- _Job_: Report the count of lines that carry the string "speech", and add nothing.

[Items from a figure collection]

......

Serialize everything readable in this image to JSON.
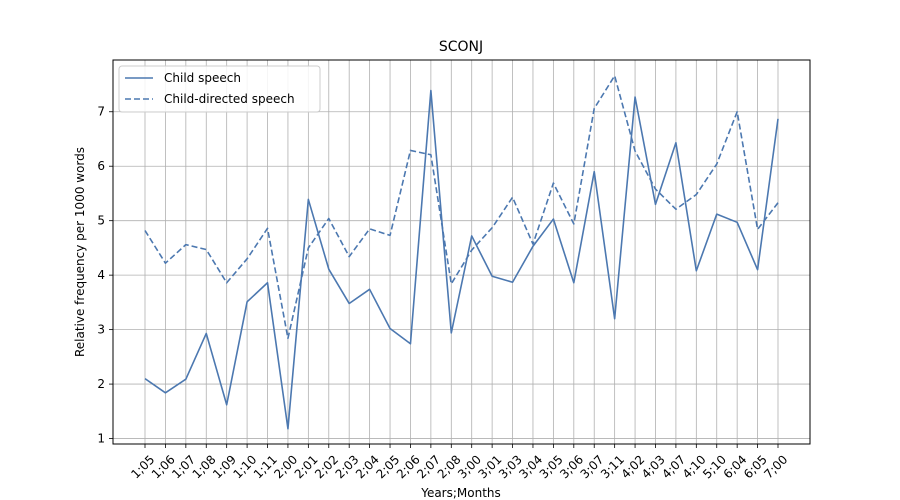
{
  "chart_data": {
    "type": "line",
    "title": "SCONJ",
    "xlabel": "Years;Months",
    "ylabel": "Relative frequency per 1000 words",
    "ylim": [
      0.9,
      7.95
    ],
    "yticks": [
      1,
      2,
      3,
      4,
      5,
      6,
      7
    ],
    "grid": true,
    "legend_position": "top-left",
    "categories": [
      "1;05",
      "1;06",
      "1;07",
      "1;08",
      "1;09",
      "1;10",
      "1;11",
      "2;00",
      "2;01",
      "2;02",
      "2;03",
      "2;04",
      "2;05",
      "2;06",
      "2;07",
      "2;08",
      "3;00",
      "3;01",
      "3;03",
      "3;04",
      "3;05",
      "3;06",
      "3;07",
      "3;11",
      "4;02",
      "4;03",
      "4;07",
      "4;10",
      "5;10",
      "6;04",
      "6;05",
      "7;00"
    ],
    "series": [
      {
        "name": "Child speech",
        "style": "solid",
        "color": "#4c78b0",
        "values": [
          2.1,
          1.84,
          2.09,
          2.93,
          1.62,
          3.51,
          3.86,
          1.18,
          5.39,
          4.11,
          3.48,
          3.74,
          3.02,
          2.74,
          7.39,
          2.94,
          4.72,
          3.98,
          3.87,
          4.53,
          5.03,
          3.86,
          5.9,
          3.2,
          7.27,
          5.3,
          6.43,
          4.08,
          5.12,
          4.97,
          4.1,
          6.87
        ]
      },
      {
        "name": "Child-directed speech",
        "style": "dashed",
        "color": "#4c78b0",
        "values": [
          4.82,
          4.22,
          4.56,
          4.47,
          3.86,
          4.3,
          4.86,
          2.84,
          4.5,
          5.04,
          4.34,
          4.85,
          4.73,
          6.29,
          6.21,
          3.84,
          4.46,
          4.87,
          5.43,
          4.57,
          5.69,
          4.94,
          7.06,
          7.66,
          6.28,
          5.58,
          5.21,
          5.48,
          6.04,
          7.0,
          4.84,
          5.33
        ]
      }
    ]
  }
}
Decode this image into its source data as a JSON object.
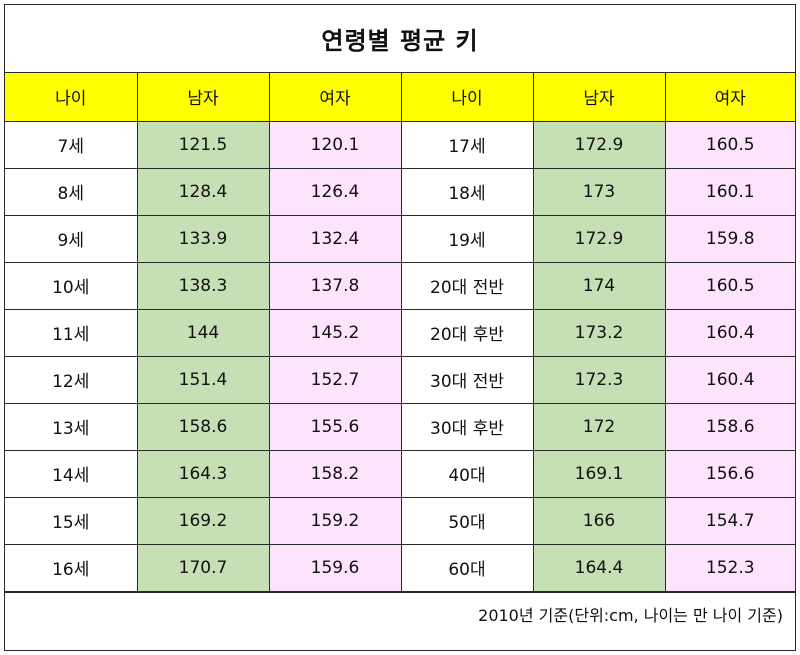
{
  "title": "연령별 평균 키",
  "headers": [
    "나이",
    "남자",
    "여자",
    "나이",
    "남자",
    "여자"
  ],
  "colors": {
    "header_bg": "#ffff00",
    "male_bg": "#c7dfb5",
    "female_bg": "#fde3fb"
  },
  "rows": [
    {
      "age1": "7세",
      "male1": "121.5",
      "female1": "120.1",
      "age2": "17세",
      "male2": "172.9",
      "female2": "160.5"
    },
    {
      "age1": "8세",
      "male1": "128.4",
      "female1": "126.4",
      "age2": "18세",
      "male2": "173",
      "female2": "160.1"
    },
    {
      "age1": "9세",
      "male1": "133.9",
      "female1": "132.4",
      "age2": "19세",
      "male2": "172.9",
      "female2": "159.8"
    },
    {
      "age1": "10세",
      "male1": "138.3",
      "female1": "137.8",
      "age2": "20대 전반",
      "male2": "174",
      "female2": "160.5"
    },
    {
      "age1": "11세",
      "male1": "144",
      "female1": "145.2",
      "age2": "20대 후반",
      "male2": "173.2",
      "female2": "160.4"
    },
    {
      "age1": "12세",
      "male1": "151.4",
      "female1": "152.7",
      "age2": "30대 전반",
      "male2": "172.3",
      "female2": "160.4"
    },
    {
      "age1": "13세",
      "male1": "158.6",
      "female1": "155.6",
      "age2": "30대 후반",
      "male2": "172",
      "female2": "158.6"
    },
    {
      "age1": "14세",
      "male1": "164.3",
      "female1": "158.2",
      "age2": "40대",
      "male2": "169.1",
      "female2": "156.6"
    },
    {
      "age1": "15세",
      "male1": "169.2",
      "female1": "159.2",
      "age2": "50대",
      "male2": "166",
      "female2": "154.7"
    },
    {
      "age1": "16세",
      "male1": "170.7",
      "female1": "159.6",
      "age2": "60대",
      "male2": "164.4",
      "female2": "152.3"
    }
  ],
  "footnote": "2010년 기준(단위:cm, 나이는 만 나이 기준)"
}
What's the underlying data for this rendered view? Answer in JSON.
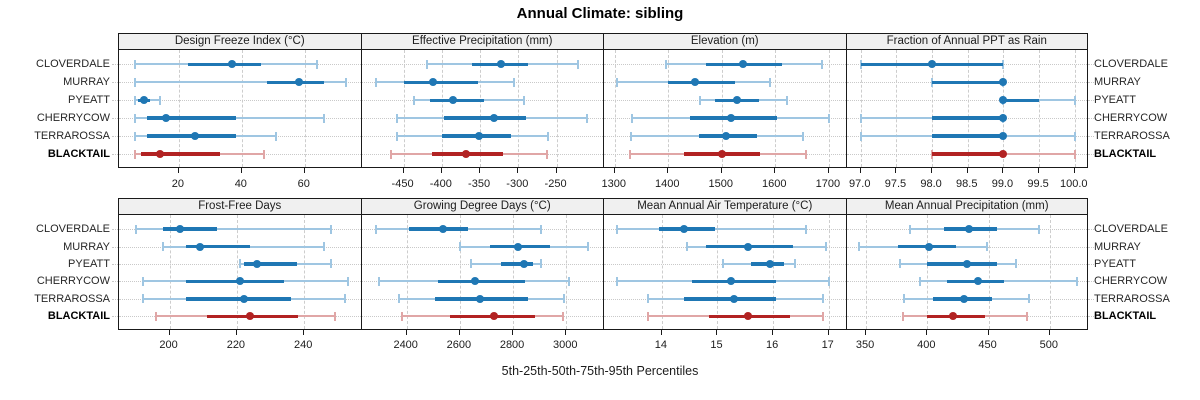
{
  "title": "Annual Climate: sibling",
  "xlabel": "5th-25th-50th-75th-95th Percentiles",
  "highlight_site": "BLACKTAIL",
  "colors": {
    "normal_line": "#9FC6E2",
    "normal_iqr": "#1F77B4",
    "highlight_line": "#E0A6A6",
    "highlight_iqr": "#B22222",
    "strip_bg": "#F0F0F0",
    "panel_border": "#1A1A1A",
    "gridline": "#CDCDCD",
    "text": "#1C1C1C"
  },
  "chart_data": {
    "type": "trellis-percentile-dotplot",
    "title": "Annual Climate: sibling",
    "xlabel": "5th-25th-50th-75th-95th Percentiles",
    "legend_note": "thin light line = 5th-95th percentile range with end caps, thick dark line = 25th-75th, dot = median",
    "percentiles": [
      5,
      25,
      50,
      75,
      95
    ],
    "sites": [
      "CLOVERDALE",
      "MURRAY",
      "PYEATT",
      "CHERRYCOW",
      "TERRAROSSA",
      "BLACKTAIL"
    ],
    "layout": {
      "rows": 2,
      "cols": 4
    },
    "panels": [
      {
        "title": "Design Freeze Index (°C)",
        "xlim": [
          1,
          78
        ],
        "ticks": [
          20,
          40,
          60
        ],
        "tick_labels": [
          "20",
          "40",
          "60"
        ],
        "values": [
          [
            6,
            23,
            37,
            46,
            64
          ],
          [
            6,
            48,
            58,
            66,
            73
          ],
          [
            6,
            7,
            9,
            11,
            14
          ],
          [
            6,
            10,
            16,
            38,
            66
          ],
          [
            6,
            10,
            25,
            38,
            51
          ],
          [
            6,
            8,
            14,
            33,
            47
          ]
        ]
      },
      {
        "title": "Effective Precipitation (mm)",
        "xlim": [
          -505,
          -188
        ],
        "ticks": [
          -450,
          -400,
          -350,
          -300,
          -250
        ],
        "tick_labels": [
          "-450",
          "-400",
          "-350",
          "-300",
          "-250"
        ],
        "values": [
          [
            -420,
            -360,
            -323,
            -287,
            -222
          ],
          [
            -486,
            -450,
            -411,
            -353,
            -305
          ],
          [
            -436,
            -415,
            -385,
            -345,
            -292
          ],
          [
            -459,
            -397,
            -332,
            -290,
            -210
          ],
          [
            -458,
            -400,
            -352,
            -310,
            -261
          ],
          [
            -467,
            -413,
            -368,
            -320,
            -262
          ]
        ]
      },
      {
        "title": "Elevation (m)",
        "xlim": [
          1280,
          1733
        ],
        "ticks": [
          1300,
          1400,
          1500,
          1600,
          1700
        ],
        "tick_labels": [
          "1300",
          "1400",
          "1500",
          "1600",
          "1700"
        ],
        "values": [
          [
            1395,
            1470,
            1540,
            1613,
            1688
          ],
          [
            1305,
            1400,
            1450,
            1525,
            1590
          ],
          [
            1460,
            1488,
            1528,
            1570,
            1622
          ],
          [
            1332,
            1440,
            1517,
            1604,
            1700
          ],
          [
            1330,
            1458,
            1508,
            1565,
            1652
          ],
          [
            1328,
            1430,
            1500,
            1572,
            1658
          ]
        ]
      },
      {
        "title": "Fraction of Annual PPT as Rain",
        "xlim": [
          96.8,
          100.2
        ],
        "ticks": [
          97.0,
          97.5,
          98.0,
          98.5,
          99.0,
          99.5,
          100.0
        ],
        "tick_labels": [
          "97.0",
          "97.5",
          "98.0",
          "98.5",
          "99.0",
          "99.5",
          "100.0"
        ],
        "values": [
          [
            97.0,
            97.0,
            98.0,
            99.0,
            99.0
          ],
          [
            98.0,
            98.0,
            99.0,
            99.0,
            99.0
          ],
          [
            99.0,
            99.0,
            99.0,
            99.5,
            100.0
          ],
          [
            97.0,
            98.0,
            99.0,
            99.0,
            99.0
          ],
          [
            97.0,
            98.0,
            99.0,
            99.0,
            100.0
          ],
          [
            98.0,
            98.0,
            99.0,
            99.0,
            100.0
          ]
        ]
      },
      {
        "title": "Frost-Free Days",
        "xlim": [
          185,
          257
        ],
        "ticks": [
          200,
          220,
          240
        ],
        "tick_labels": [
          "200",
          "220",
          "240"
        ],
        "values": [
          [
            190,
            198,
            203,
            214,
            248
          ],
          [
            198,
            205,
            209,
            224,
            246
          ],
          [
            221,
            222,
            226,
            238,
            248
          ],
          [
            192,
            205,
            221,
            234,
            253
          ],
          [
            192,
            205,
            222,
            236,
            252
          ],
          [
            196,
            211,
            224,
            238,
            249
          ]
        ]
      },
      {
        "title": "Growing Degree Days (°C)",
        "xlim": [
          2230,
          3142
        ],
        "ticks": [
          2400,
          2600,
          2800,
          3000
        ],
        "tick_labels": [
          "2400",
          "2600",
          "2800",
          "3000"
        ],
        "values": [
          [
            2285,
            2410,
            2535,
            2630,
            2905
          ],
          [
            2600,
            2712,
            2818,
            2938,
            3082
          ],
          [
            2640,
            2755,
            2840,
            2875,
            2905
          ],
          [
            2296,
            2519,
            2656,
            2844,
            3010
          ],
          [
            2372,
            2506,
            2675,
            2856,
            2991
          ],
          [
            2381,
            2562,
            2727,
            2881,
            2987
          ]
        ]
      },
      {
        "title": "Mean Annual Air Temperature (°C)",
        "xlim": [
          12.96,
          17.32
        ],
        "ticks": [
          14,
          15,
          16,
          17
        ],
        "tick_labels": [
          "14",
          "15",
          "16",
          "17"
        ],
        "values": [
          [
            13.2,
            13.95,
            14.4,
            14.95,
            16.6
          ],
          [
            14.45,
            14.8,
            15.55,
            16.35,
            16.95
          ],
          [
            15.1,
            15.6,
            15.95,
            16.2,
            16.4
          ],
          [
            13.2,
            14.55,
            15.25,
            16.05,
            17.0
          ],
          [
            13.75,
            14.4,
            15.3,
            16.05,
            16.9
          ],
          [
            13.75,
            14.85,
            15.55,
            16.3,
            16.9
          ]
        ]
      },
      {
        "title": "Mean Annual Precipitation (mm)",
        "xlim": [
          334,
          532
        ],
        "ticks": [
          350,
          400,
          450,
          500
        ],
        "tick_labels": [
          "350",
          "400",
          "450",
          "500"
        ],
        "values": [
          [
            386,
            414,
            434,
            457,
            491
          ],
          [
            344,
            376,
            401,
            423,
            449
          ],
          [
            378,
            400,
            432,
            457,
            472
          ],
          [
            394,
            416,
            441,
            463,
            522
          ],
          [
            381,
            405,
            430,
            453,
            483
          ],
          [
            380,
            400,
            421,
            447,
            481
          ]
        ]
      }
    ]
  }
}
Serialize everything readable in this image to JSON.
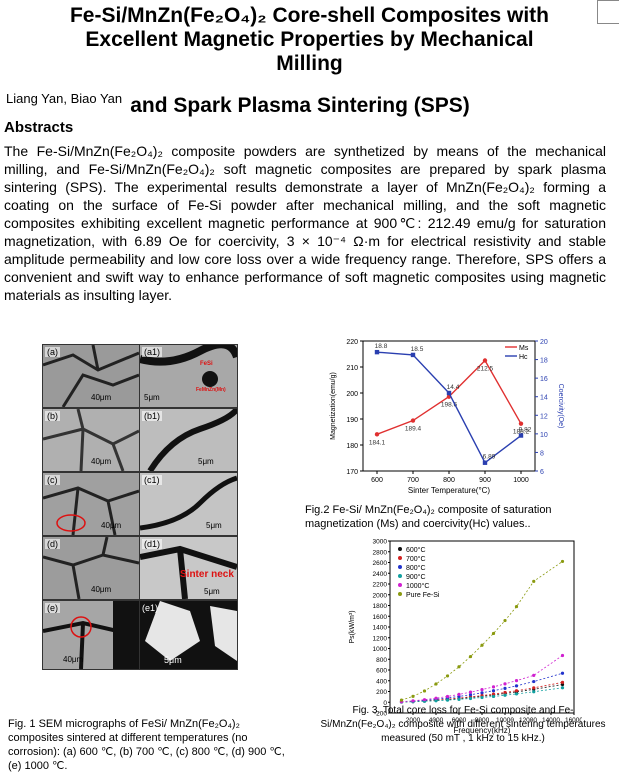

......

- _Exercise response_: 2